- _GOAL_
Return the data exactly, with all pictures removed.

━━━━━━━━━━━━━━━━━━━━

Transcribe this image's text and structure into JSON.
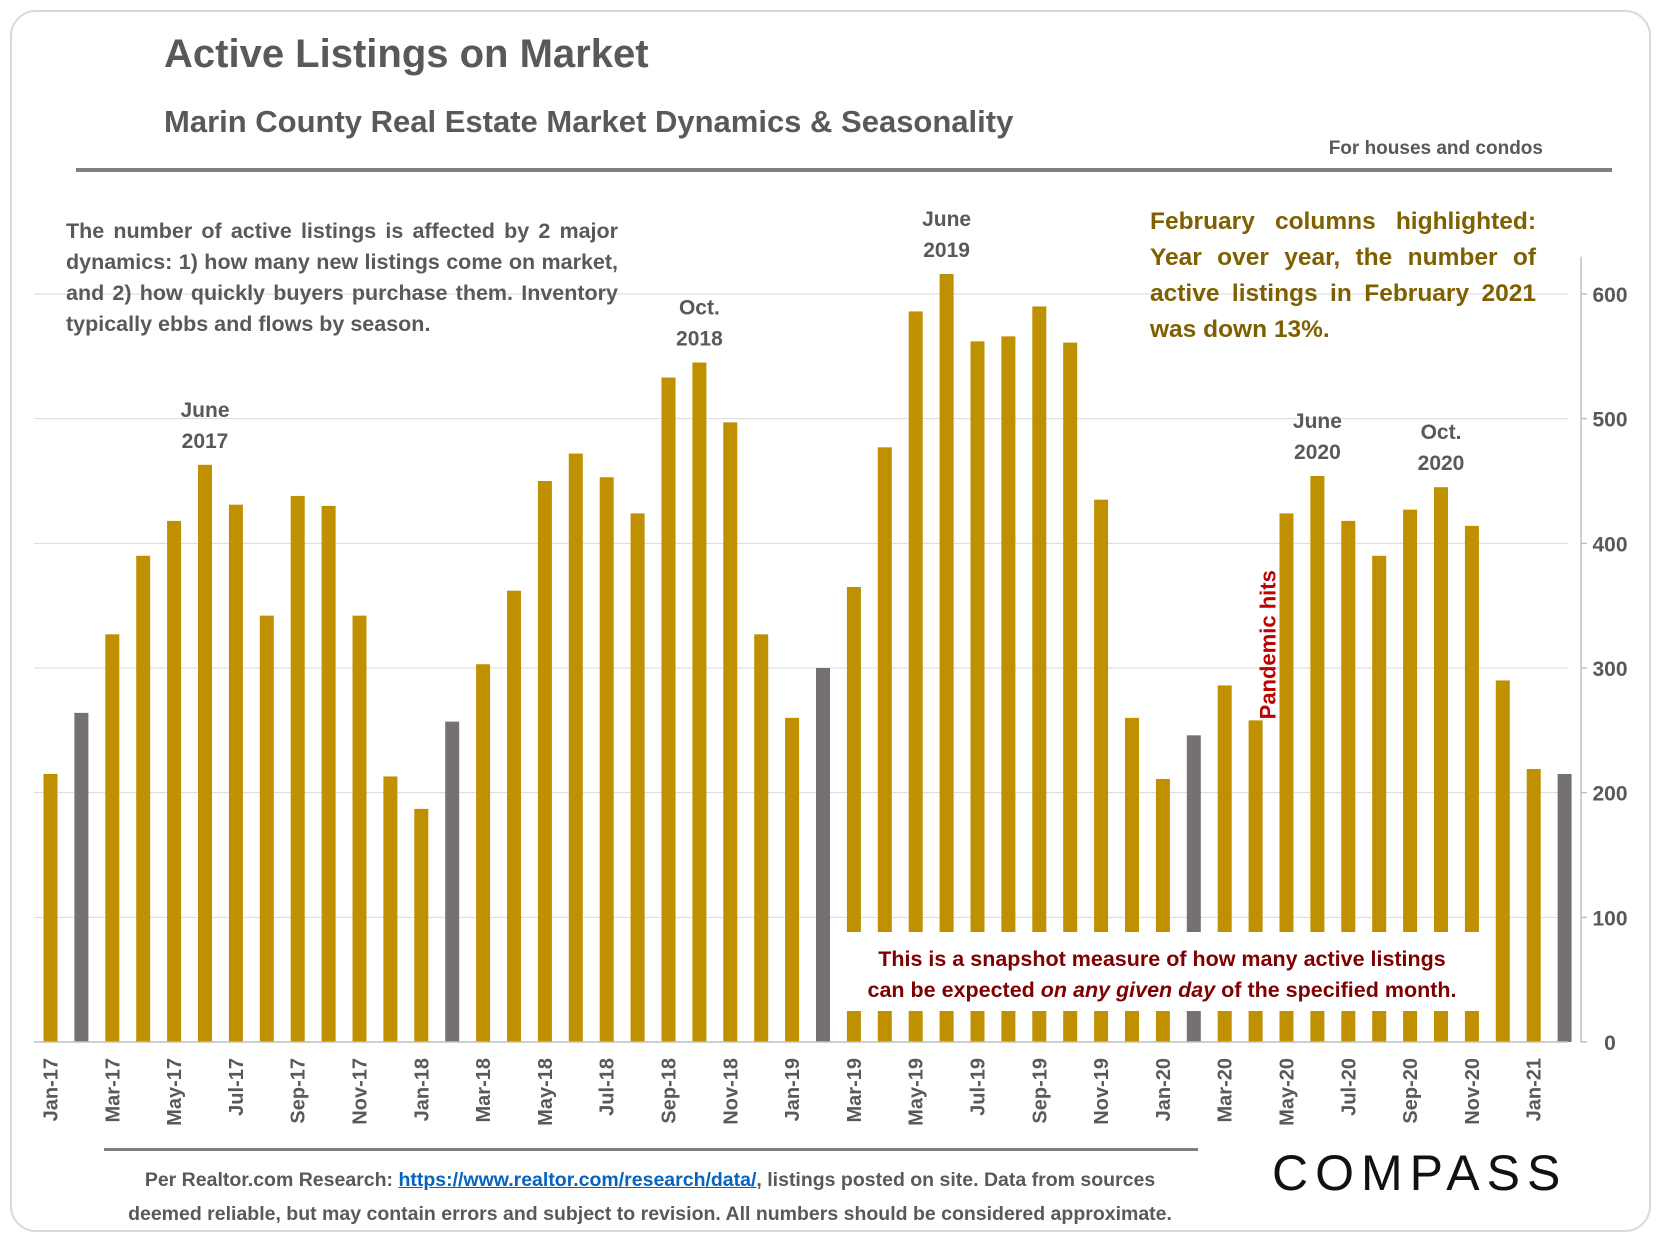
{
  "header": {
    "title": "Active Listings on Market",
    "subtitle": "Marin County Real Estate Market Dynamics & Seasonality",
    "scope_note": "For houses and condos"
  },
  "intro_text": "The number of active listings is affected by 2 major dynamics: 1) how many new listings come on market, and 2) how quickly buyers purchase them. Inventory typically ebbs and flows by season.",
  "highlight_note": "February columns highlighted: Year over year, the number of active listings in February 2021 was down 13%.",
  "snapshot_note": {
    "line1": "This is a snapshot measure of how many active listings",
    "line2_before": "can be expected ",
    "line2_italic": "on any given day",
    "line2_after": " of the specified month."
  },
  "footer": {
    "source_prefix": "Per Realtor.com Research:",
    "source_link": "https://www.realtor.com/research/data/",
    "source_suffix": ", listings posted on site. Data from sources",
    "source_line2": "deemed reliable, but may contain errors and subject to revision. All numbers should be considered approximate.",
    "brand": "COMPASS"
  },
  "colors": {
    "bar": "#bf9000",
    "february_bar": "#767171",
    "pandemic_text": "#c00000",
    "snapshot_text": "#7f0000",
    "highlight_text": "#7f6000",
    "gridline": "#d9d9d9"
  },
  "chart_data": {
    "type": "bar",
    "categories": [
      "Jan-17",
      "Feb-17",
      "Mar-17",
      "Apr-17",
      "May-17",
      "Jun-17",
      "Jul-17",
      "Aug-17",
      "Sep-17",
      "Oct-17",
      "Nov-17",
      "Dec-17",
      "Jan-18",
      "Feb-18",
      "Mar-18",
      "Apr-18",
      "May-18",
      "Jun-18",
      "Jul-18",
      "Aug-18",
      "Sep-18",
      "Oct-18",
      "Nov-18",
      "Dec-18",
      "Jan-19",
      "Feb-19",
      "Mar-19",
      "Apr-19",
      "May-19",
      "Jun-19",
      "Jul-19",
      "Aug-19",
      "Sep-19",
      "Oct-19",
      "Nov-19",
      "Dec-19",
      "Jan-20",
      "Feb-20",
      "Mar-20",
      "Apr-20",
      "May-20",
      "Jun-20",
      "Jul-20",
      "Aug-20",
      "Sep-20",
      "Oct-20",
      "Nov-20",
      "Dec-20",
      "Jan-21",
      "Feb-21"
    ],
    "values": [
      215,
      264,
      327,
      390,
      418,
      463,
      431,
      342,
      438,
      430,
      342,
      213,
      187,
      257,
      303,
      362,
      450,
      472,
      453,
      424,
      533,
      545,
      497,
      327,
      260,
      300,
      365,
      477,
      586,
      616,
      562,
      566,
      590,
      561,
      435,
      260,
      211,
      246,
      286,
      258,
      424,
      454,
      418,
      390,
      427,
      445,
      414,
      290,
      219,
      215
    ],
    "highlighted": [
      "Feb-17",
      "Feb-18",
      "Feb-19",
      "Feb-20",
      "Feb-21"
    ],
    "tick_labels": [
      "Jan-17",
      "Mar-17",
      "May-17",
      "Jul-17",
      "Sep-17",
      "Nov-17",
      "Jan-18",
      "Mar-18",
      "May-18",
      "Jul-18",
      "Sep-18",
      "Nov-18",
      "Jan-19",
      "Mar-19",
      "May-19",
      "Jul-19",
      "Sep-19",
      "Nov-19",
      "Jan-20",
      "Mar-20",
      "May-20",
      "Jul-20",
      "Sep-20",
      "Nov-20",
      "Jan-21"
    ],
    "y_ticks": [
      0,
      100,
      200,
      300,
      400,
      500,
      600
    ],
    "ylim": [
      0,
      630
    ],
    "y_axis_side": "right",
    "grid": true,
    "annotations": [
      {
        "at": "Jun-17",
        "line1": "June",
        "line2": "2017"
      },
      {
        "at": "Oct-18",
        "line1": "Oct.",
        "line2": "2018"
      },
      {
        "at": "Jun-19",
        "line1": "June",
        "line2": "2019"
      },
      {
        "at": "Jun-20",
        "line1": "June",
        "line2": "2020"
      },
      {
        "at": "Oct-20",
        "line1": "Oct.",
        "line2": "2020"
      }
    ],
    "pandemic_label": {
      "at": "Apr-20",
      "text": "Pandemic hits"
    }
  }
}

━━━━━━━━━━━━━━━━━━━━

- _WRITTEN SOLUTION_
Transcribe this image's text and structure into JSON.
{
  "header": {
    "title": "Active Listings on Market",
    "subtitle": "Marin County Real Estate Market Dynamics & Seasonality",
    "scope_note": "For houses and condos"
  },
  "intro_text": "The number of active listings is affected by 2 major dynamics: 1) how many new listings come on market, and 2) how quickly buyers purchase them. Inventory typically ebbs and flows by season.",
  "highlight_note": "February columns highlighted: Year over year, the number of active listings in February 2021 was down 13%.",
  "snapshot_note": {
    "line1": "This is a snapshot measure of how many active listings",
    "line2_before": "can be expected ",
    "line2_italic": "on any given day",
    "line2_after": " of the specified month."
  },
  "footer": {
    "source_prefix": "Per Realtor.com Research:",
    "source_link": "https://www.realtor.com/research/data/",
    "source_suffix": ", listings posted on site. Data from sources",
    "source_line2": "deemed reliable, but may contain errors and subject to revision. All numbers should be considered approximate.",
    "brand": "COMPASS"
  },
  "colors": {
    "bar": "#bf9000",
    "february_bar": "#767171",
    "pandemic_text": "#c00000",
    "snapshot_text": "#7f0000",
    "highlight_text": "#7f6000",
    "gridline": "#d9d9d9"
  },
  "chart_data": {
    "type": "bar",
    "categories": [
      "Jan-17",
      "Feb-17",
      "Mar-17",
      "Apr-17",
      "May-17",
      "Jun-17",
      "Jul-17",
      "Aug-17",
      "Sep-17",
      "Oct-17",
      "Nov-17",
      "Dec-17",
      "Jan-18",
      "Feb-18",
      "Mar-18",
      "Apr-18",
      "May-18",
      "Jun-18",
      "Jul-18",
      "Aug-18",
      "Sep-18",
      "Oct-18",
      "Nov-18",
      "Dec-18",
      "Jan-19",
      "Feb-19",
      "Mar-19",
      "Apr-19",
      "May-19",
      "Jun-19",
      "Jul-19",
      "Aug-19",
      "Sep-19",
      "Oct-19",
      "Nov-19",
      "Dec-19",
      "Jan-20",
      "Feb-20",
      "Mar-20",
      "Apr-20",
      "May-20",
      "Jun-20",
      "Jul-20",
      "Aug-20",
      "Sep-20",
      "Oct-20",
      "Nov-20",
      "Dec-20",
      "Jan-21",
      "Feb-21"
    ],
    "values": [
      215,
      264,
      327,
      390,
      418,
      463,
      431,
      342,
      438,
      430,
      342,
      213,
      187,
      257,
      303,
      362,
      450,
      472,
      453,
      424,
      533,
      545,
      497,
      327,
      260,
      300,
      365,
      477,
      586,
      616,
      562,
      566,
      590,
      561,
      435,
      260,
      211,
      246,
      286,
      258,
      424,
      454,
      418,
      390,
      427,
      445,
      414,
      290,
      219,
      215
    ],
    "highlighted": [
      "Feb-17",
      "Feb-18",
      "Feb-19",
      "Feb-20",
      "Feb-21"
    ],
    "tick_labels": [
      "Jan-17",
      "Mar-17",
      "May-17",
      "Jul-17",
      "Sep-17",
      "Nov-17",
      "Jan-18",
      "Mar-18",
      "May-18",
      "Jul-18",
      "Sep-18",
      "Nov-18",
      "Jan-19",
      "Mar-19",
      "May-19",
      "Jul-19",
      "Sep-19",
      "Nov-19",
      "Jan-20",
      "Mar-20",
      "May-20",
      "Jul-20",
      "Sep-20",
      "Nov-20",
      "Jan-21"
    ],
    "y_ticks": [
      0,
      100,
      200,
      300,
      400,
      500,
      600
    ],
    "ylim": [
      0,
      630
    ],
    "y_axis_side": "right",
    "grid": true,
    "annotations": [
      {
        "at": "Jun-17",
        "line1": "June",
        "line2": "2017"
      },
      {
        "at": "Oct-18",
        "line1": "Oct.",
        "line2": "2018"
      },
      {
        "at": "Jun-19",
        "line1": "June",
        "line2": "2019"
      },
      {
        "at": "Jun-20",
        "line1": "June",
        "line2": "2020"
      },
      {
        "at": "Oct-20",
        "line1": "Oct.",
        "line2": "2020"
      }
    ],
    "pandemic_label": {
      "at": "Apr-20",
      "text": "Pandemic hits"
    }
  }
}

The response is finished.